(GIVEN INSTRUCTION) Look for the string "этот" in every line, and copy each line that has it.

(Stored data)

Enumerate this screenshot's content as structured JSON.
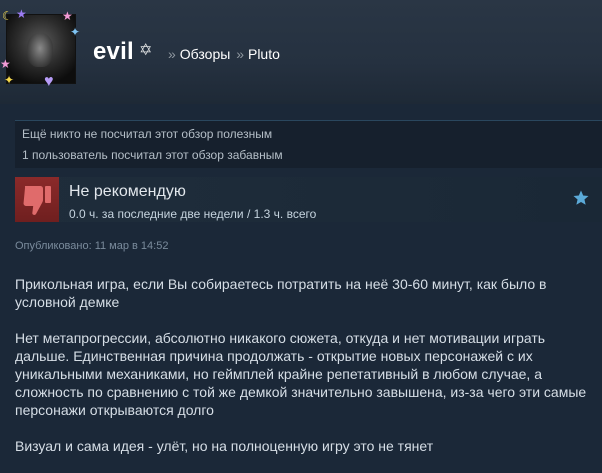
{
  "header": {
    "username": "evil",
    "username_symbol": "✡",
    "breadcrumb": {
      "separator": "»",
      "reviews_label": "Обзоры",
      "game_label": "Pluto"
    }
  },
  "helpfulness": {
    "line1": "Ещё никто не посчитал этот обзор полезным",
    "line2": "1 пользователь посчитал этот обзор забавным"
  },
  "review": {
    "verdict": "Не рекомендую",
    "hours": "0.0 ч. за последние две недели / 1.3 ч. всего",
    "posted": "Опубликовано: 11 мар в 14:52",
    "paragraphs": [
      "Прикольная игра, если Вы собираетесь потратить на неё 30-60 минут, как было в условной демке",
      "Нет метапрогрессии, абсолютно никакого сюжета, откуда и нет мотивации играть дальше. Единственная причина продолжать - открытие новых персонажей с их уникальными механиками, но геймплей крайне репетативный в любом случае, а сложность по сравнению с той же демкой значительно завышена, из-за чего эти самые персонажи открываются долго",
      "Визуал и сама идея - улёт, но на полноценную игру это не тянет"
    ]
  },
  "icons": {
    "thumb": "thumbs-down-icon",
    "favorite": "star-icon"
  },
  "colors": {
    "background": "#1b2838",
    "thumb_bg": "#8b2a2a",
    "star": "#67c1f5"
  }
}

(RESULT)
    "line1": "Ещё никто не посчитал этот обзор полезным",
    "line2": "1 пользователь посчитал этот обзор забавным"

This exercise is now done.